Requirements = Switch "Keymap" to "Key Bindings" in the lines from the one with "sidebar-item-label: Maven Helper" to the one with "breadcrumb: Version Control", keeping everything else the same. Return only those lines.

Supplied information =

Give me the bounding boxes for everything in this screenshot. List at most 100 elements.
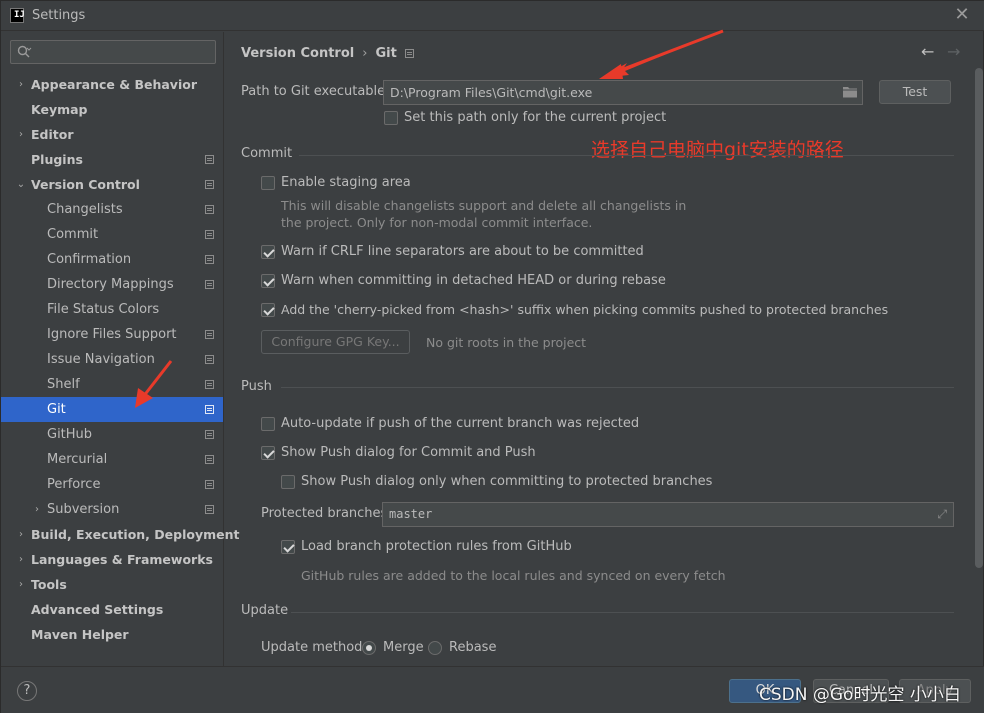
sidebar-item-label: Maven Helper — [31, 627, 129, 642]
chevron-down-icon[interactable]: ⌄ — [15, 172, 27, 197]
protected-branches-label: Protected branches: — [261, 506, 392, 521]
sidebar-item-label: Ignore Files Support — [47, 327, 177, 342]
chevron-right-icon[interactable]: › — [31, 497, 43, 522]
sidebar-item-label: Editor — [31, 127, 74, 142]
sidebar-item-label: Mercurial — [47, 452, 108, 467]
sidebar-item-version-control[interactable]: ⌄ Version Control — [1, 172, 223, 197]
forward-arrow-icon[interactable]: → — [947, 42, 963, 62]
sidebar-item-maven-helper[interactable]: Maven Helper — [1, 622, 223, 647]
project-settings-icon — [205, 230, 214, 239]
push-section-title: Push — [241, 379, 272, 394]
sidebar-item-editor[interactable]: › Editor — [1, 122, 223, 147]
only-protected-checkbox[interactable] — [281, 475, 295, 489]
sidebar-item-label: Perforce — [47, 477, 101, 492]
sidebar-item-commit[interactable]: Commit — [1, 222, 223, 247]
sidebar-item-label: Keymap — [31, 102, 88, 117]
test-button[interactable]: Test — [879, 80, 951, 104]
breadcrumb: Version Control › Git — [241, 44, 414, 64]
git-path-value: D:\Program Files\Git\cmd\git.exe — [390, 85, 593, 100]
merge-radio[interactable] — [362, 641, 376, 655]
sidebar-item-advanced-settings[interactable]: Advanced Settings — [1, 597, 223, 622]
load-rules-label: Load branch protection rules from GitHub — [301, 539, 572, 554]
chevron-right-icon[interactable]: › — [15, 572, 27, 597]
sidebar-item-plugins[interactable]: Plugins — [1, 147, 223, 172]
sidebar-item-label: Build, Execution, Deployment — [31, 527, 240, 542]
sidebar-item-shelf[interactable]: Shelf — [1, 372, 223, 397]
sidebar-item-subversion[interactable]: › Subversion — [1, 497, 223, 522]
breadcrumb-separator: › — [362, 46, 368, 61]
breadcrumb-current: Git — [375, 46, 397, 61]
sidebar-item-label: Advanced Settings — [31, 602, 164, 617]
load-rules-checkbox[interactable] — [281, 540, 295, 554]
rebase-radio[interactable] — [428, 641, 442, 655]
settings-search-box[interactable] — [10, 40, 216, 64]
project-settings-icon — [205, 205, 214, 214]
sidebar-item-issue-navigation[interactable]: Issue Navigation — [1, 347, 223, 372]
sidebar-item-label: GitHub — [47, 427, 93, 442]
sidebar-item-label: Shelf — [47, 377, 80, 392]
sidebar-item-github[interactable]: GitHub — [1, 422, 223, 447]
search-input[interactable] — [35, 43, 210, 61]
sidebar-item-directory-mappings[interactable]: Directory Mappings — [1, 272, 223, 297]
commit-section-title: Commit — [241, 146, 293, 161]
csdn-watermark: CSDN @Go时光空 小小白 — [759, 685, 961, 705]
sidebar-item-mercurial[interactable]: Mercurial — [1, 447, 223, 472]
intellij-logo-icon: IJ — [10, 8, 25, 23]
project-settings-icon — [205, 505, 214, 514]
chevron-right-icon[interactable]: › — [15, 522, 27, 547]
project-settings-icon — [205, 380, 214, 389]
update-method-label: Update method: — [261, 640, 367, 655]
sidebar-item-label: File Status Colors — [47, 302, 160, 317]
sidebar-item-label: Changelists — [47, 202, 123, 217]
sidebar-item-ignore-files-support[interactable]: Ignore Files Support — [1, 322, 223, 347]
auto-update-checkbox[interactable] — [261, 417, 275, 431]
back-arrow-icon[interactable]: ← — [921, 42, 937, 62]
push-section-divider — [281, 387, 954, 388]
sidebar-item-appearance-behavior[interactable]: › Appearance & Behavior — [1, 72, 223, 97]
sidebar-item-file-status-colors[interactable]: File Status Colors — [1, 297, 223, 322]
gpg-hint: No git roots in the project — [426, 335, 587, 350]
sidebar-item-label: Subversion — [47, 502, 120, 517]
sidebar-item-label: Version Control — [31, 177, 140, 192]
warn-crlf-label: Warn if CRLF line separators are about t… — [281, 244, 644, 259]
expand-icon[interactable]: ⤢ — [937, 503, 947, 526]
help-icon[interactable]: ? — [17, 681, 37, 701]
project-settings-icon — [205, 255, 214, 264]
cherry-picked-label: Add the 'cherry-picked from <hash>' suff… — [281, 302, 889, 317]
enable-staging-checkbox[interactable] — [261, 176, 275, 190]
folder-icon[interactable] — [842, 85, 858, 99]
sidebar-item-git[interactable]: Git — [1, 397, 223, 422]
chevron-right-icon[interactable]: › — [15, 72, 27, 97]
close-icon[interactable]: ✕ — [952, 5, 972, 25]
warn-detached-label: Warn when committing in detached HEAD or… — [281, 273, 666, 288]
warn-crlf-checkbox[interactable] — [261, 245, 275, 259]
project-settings-icon — [205, 455, 214, 464]
sidebar-item-confirmation[interactable]: Confirmation — [1, 247, 223, 272]
show-push-dialog-checkbox[interactable] — [261, 446, 275, 460]
protected-branches-input[interactable]: master ⤢ — [382, 502, 954, 527]
sidebar-item-build-execution-deployment[interactable]: › Build, Execution, Deployment — [1, 522, 239, 547]
enable-staging-label: Enable staging area — [281, 175, 411, 190]
warn-detached-checkbox[interactable] — [261, 274, 275, 288]
vertical-scrollbar[interactable] — [975, 68, 983, 568]
breadcrumb-parent[interactable]: Version Control — [241, 46, 354, 61]
current-project-only-checkbox[interactable] — [384, 111, 398, 125]
chevron-right-icon[interactable]: › — [15, 547, 27, 572]
sidebar-item-perforce[interactable]: Perforce — [1, 472, 223, 497]
git-path-label: Path to Git executable: — [241, 84, 390, 99]
sidebar-item-changelists[interactable]: Changelists — [1, 197, 223, 222]
configure-gpg-button[interactable]: Configure GPG Key... — [261, 330, 410, 354]
project-settings-icon — [205, 430, 214, 439]
cherry-picked-checkbox[interactable] — [261, 303, 275, 317]
sidebar-item-languages-frameworks[interactable]: › Languages & Frameworks — [1, 547, 223, 572]
chevron-right-icon[interactable]: › — [15, 122, 27, 147]
annotation-text: 选择自己电脑中git安装的路径 — [591, 139, 844, 161]
sidebar-item-label: Languages & Frameworks — [31, 552, 213, 567]
sidebar-item-label: Appearance & Behavior — [31, 77, 197, 92]
git-path-input[interactable]: D:\Program Files\Git\cmd\git.exe — [383, 80, 863, 105]
sidebar-item-tools[interactable]: › Tools — [1, 572, 223, 597]
settings-sidebar: › Appearance & Behavior Keymap › Editor Plugi… — [1, 32, 239, 666]
sidebar-item-label: Issue Navigation — [47, 352, 155, 367]
rules-hint: GitHub rules are added to the local rule… — [301, 568, 726, 583]
sidebar-item-keymap[interactable]: Keymap — [1, 97, 223, 122]
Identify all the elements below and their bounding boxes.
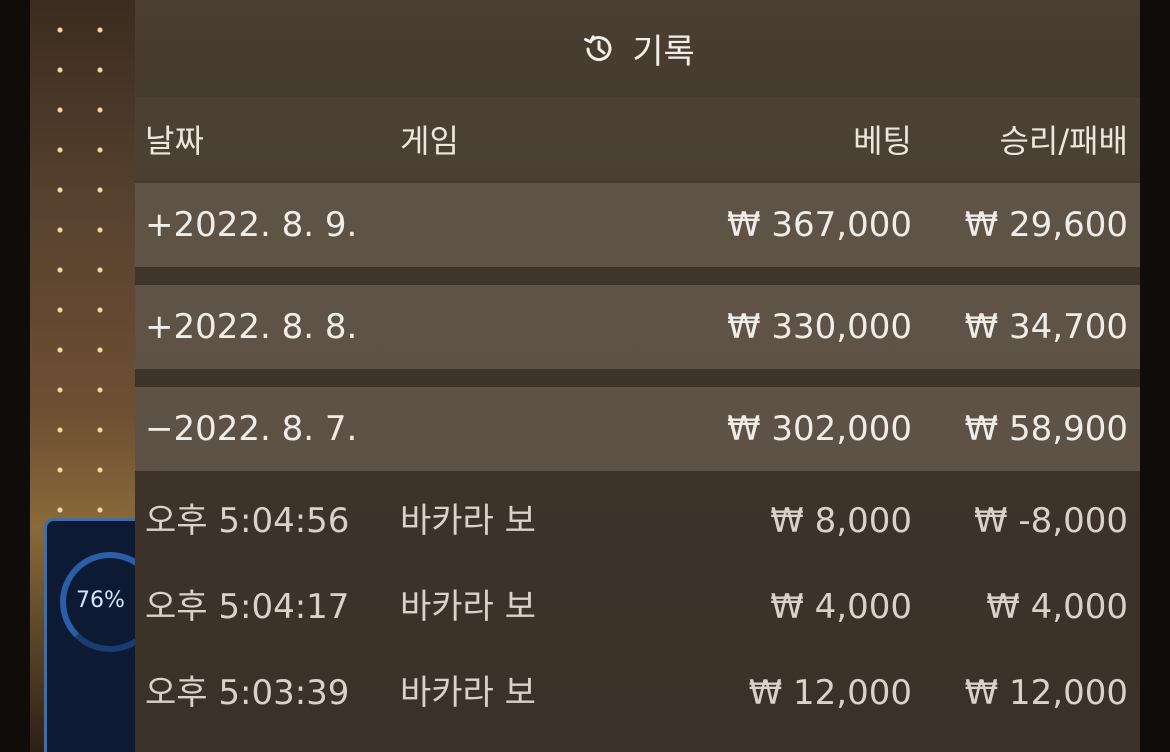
row-game: 바카라 보 [400,587,536,627]
history-icon [580,30,618,68]
row-win-loss-amount: ₩ 4,000 [986,587,1128,627]
row-bet-amount: ₩ 367,000 [726,205,912,245]
row-date: −2022. 8. 7. [145,409,358,449]
row-game: 바카라 보 [400,501,536,541]
row-win-loss-amount: ₩ -8,000 [973,501,1128,541]
left-edge [0,0,30,752]
date-group-row[interactable]: +2022. 8. 8. ₩ 330,000 ₩ 34,700 [135,285,1140,369]
panel-header: 기록 [135,0,1140,97]
progress-label: 76% [76,588,125,613]
row-bet-amount: ₩ 8,000 [770,501,912,541]
column-header-bet: 베팅 [853,122,912,160]
row-win-loss-amount: ₩ 29,600 [964,205,1128,245]
row-time: 오후 5:03:39 [145,673,350,713]
right-edge [1140,0,1170,752]
screen: 76% 기록 날짜 게임 베팅 승리/패배 +2022. 8. 9. ₩ 367,… [0,0,1170,752]
table-header: 날짜 게임 베팅 승리/패배 [135,97,1140,181]
column-header-win-loss: 승리/패배 [999,122,1128,160]
row-win-loss-amount: ₩ 34,700 [964,307,1128,347]
row-time: 오후 5:04:17 [145,587,350,627]
row-bet-amount: ₩ 12,000 [748,673,912,713]
row-time: 오후 5:04:56 [145,501,350,541]
row-win-loss-amount: ₩ 12,000 [964,673,1128,713]
history-panel: 기록 날짜 게임 베팅 승리/패배 +2022. 8. 9. ₩ 367,000 ₩… [135,0,1140,752]
bet-detail-row: 오후 5:03:39 바카라 보 ₩ 12,000 ₩ 12,000 [135,651,1140,735]
column-header-game: 게임 [400,122,459,160]
row-date: +2022. 8. 9. [145,205,358,245]
bet-detail-row: 오후 5:04:56 바카라 보 ₩ 8,000 ₩ -8,000 [135,479,1140,563]
bet-detail-row: 오후 5:04:17 바카라 보 ₩ 4,000 ₩ 4,000 [135,565,1140,649]
date-group-row[interactable]: +2022. 8. 9. ₩ 367,000 ₩ 29,600 [135,183,1140,267]
row-game: 바카라 보 [400,673,536,713]
panel-title: 기록 [632,32,695,72]
row-date: +2022. 8. 8. [145,307,358,347]
row-bet-amount: ₩ 302,000 [726,409,912,449]
column-header-date: 날짜 [145,122,204,160]
row-bet-amount: ₩ 4,000 [770,587,912,627]
date-group-row[interactable]: −2022. 8. 7. ₩ 302,000 ₩ 58,900 [135,387,1140,471]
row-win-loss-amount: ₩ 58,900 [964,409,1128,449]
row-bet-amount: ₩ 330,000 [726,307,912,347]
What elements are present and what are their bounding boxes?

Exercise output =
sidebar-item-label: Maven Helper — [31, 627, 129, 642]
chevron-down-icon[interactable]: ⌄ — [15, 172, 27, 197]
protected-branches-label: Protected branches: — [261, 506, 392, 521]
sidebar-item-label: Ignore Files Support — [47, 327, 177, 342]
chevron-right-icon[interactable]: › — [31, 497, 43, 522]
sidebar-item-label: Editor — [31, 127, 74, 142]
sidebar-item-label: Mercurial — [47, 452, 108, 467]
sidebar-item-version-control[interactable]: ⌄ Version Control — [1, 172, 223, 197]
forward-arrow-icon[interactable]: → — [947, 42, 963, 62]
sidebar-item-maven-helper[interactable]: Maven Helper — [1, 622, 223, 647]
project-settings-icon — [205, 230, 214, 239]
push-section-title: Push — [241, 379, 272, 394]
sidebar-item-editor[interactable]: › Editor — [1, 122, 223, 147]
only-protected-checkbox[interactable] — [281, 475, 295, 489]
sidebar-item-label: Perforce — [47, 477, 101, 492]
sidebar-item-commit[interactable]: Commit — [1, 222, 223, 247]
sidebar-item-label: Key Bindings — [31, 102, 88, 117]
test-button[interactable]: Test — [879, 80, 951, 104]
breadcrumb: Version Control › Git — [241, 44, 414, 64]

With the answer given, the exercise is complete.